• _TASK DETAILS_: Copy the material that follows word for word and omit its pictures.

= = =

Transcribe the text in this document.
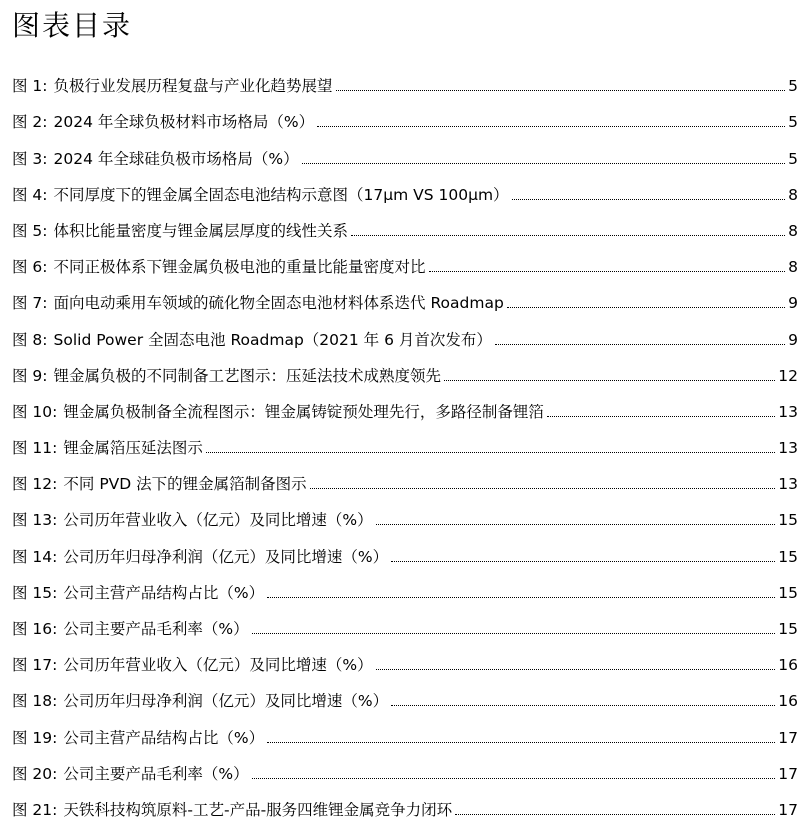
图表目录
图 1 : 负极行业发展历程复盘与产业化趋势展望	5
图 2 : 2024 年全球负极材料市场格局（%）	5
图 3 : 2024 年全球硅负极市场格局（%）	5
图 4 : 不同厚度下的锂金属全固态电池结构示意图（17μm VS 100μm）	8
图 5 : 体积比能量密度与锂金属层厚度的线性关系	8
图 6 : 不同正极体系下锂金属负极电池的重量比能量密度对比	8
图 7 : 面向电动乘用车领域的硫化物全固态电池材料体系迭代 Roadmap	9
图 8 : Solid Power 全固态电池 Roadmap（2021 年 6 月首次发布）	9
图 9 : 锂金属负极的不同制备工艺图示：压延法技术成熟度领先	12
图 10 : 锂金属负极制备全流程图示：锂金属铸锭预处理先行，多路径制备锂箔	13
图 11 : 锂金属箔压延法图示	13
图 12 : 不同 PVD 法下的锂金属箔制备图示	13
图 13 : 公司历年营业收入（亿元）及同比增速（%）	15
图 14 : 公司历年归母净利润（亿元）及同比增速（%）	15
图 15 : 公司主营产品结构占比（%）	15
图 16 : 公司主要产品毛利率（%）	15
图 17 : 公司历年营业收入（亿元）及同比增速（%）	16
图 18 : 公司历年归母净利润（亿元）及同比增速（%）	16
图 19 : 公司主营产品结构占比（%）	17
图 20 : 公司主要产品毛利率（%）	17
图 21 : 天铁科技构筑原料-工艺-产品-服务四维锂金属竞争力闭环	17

= = =

• _WORKED SOLUTION_:
Transcribe the text in this document.
图表目录
图 1 : 负极行业发展历程复盘与产业化趋势展望	5
图 2 : 2024 年全球负极材料市场格局（%）	5
图 3 : 2024 年全球硅负极市场格局（%）	5
图 4 : 不同厚度下的锂金属全固态电池结构示意图（17μm VS 100μm）	8
图 5 : 体积比能量密度与锂金属层厚度的线性关系	8
图 6 : 不同正极体系下锂金属负极电池的重量比能量密度对比	8
图 7 : 面向电动乘用车领域的硫化物全固态电池材料体系迭代 Roadmap	9
图 8 : Solid Power 全固态电池 Roadmap（2021 年 6 月首次发布）	9
图 9 : 锂金属负极的不同制备工艺图示：压延法技术成熟度领先	12
图 10 : 锂金属负极制备全流程图示：锂金属铸锭预处理先行，多路径制备锂箔	13
图 11 : 锂金属箔压延法图示	13
图 12 : 不同 PVD 法下的锂金属箔制备图示	13
图 13 : 公司历年营业收入（亿元）及同比增速（%）	15
图 14 : 公司历年归母净利润（亿元）及同比增速（%）	15
图 15 : 公司主营产品结构占比（%）	15
图 16 : 公司主要产品毛利率（%）	15
图 17 : 公司历年营业收入（亿元）及同比增速（%）	16
图 18 : 公司历年归母净利润（亿元）及同比增速（%）	16
图 19 : 公司主营产品结构占比（%）	17
图 20 : 公司主要产品毛利率（%）	17
图 21 : 天铁科技构筑原料-工艺-产品-服务四维锂金属竞争力闭环	17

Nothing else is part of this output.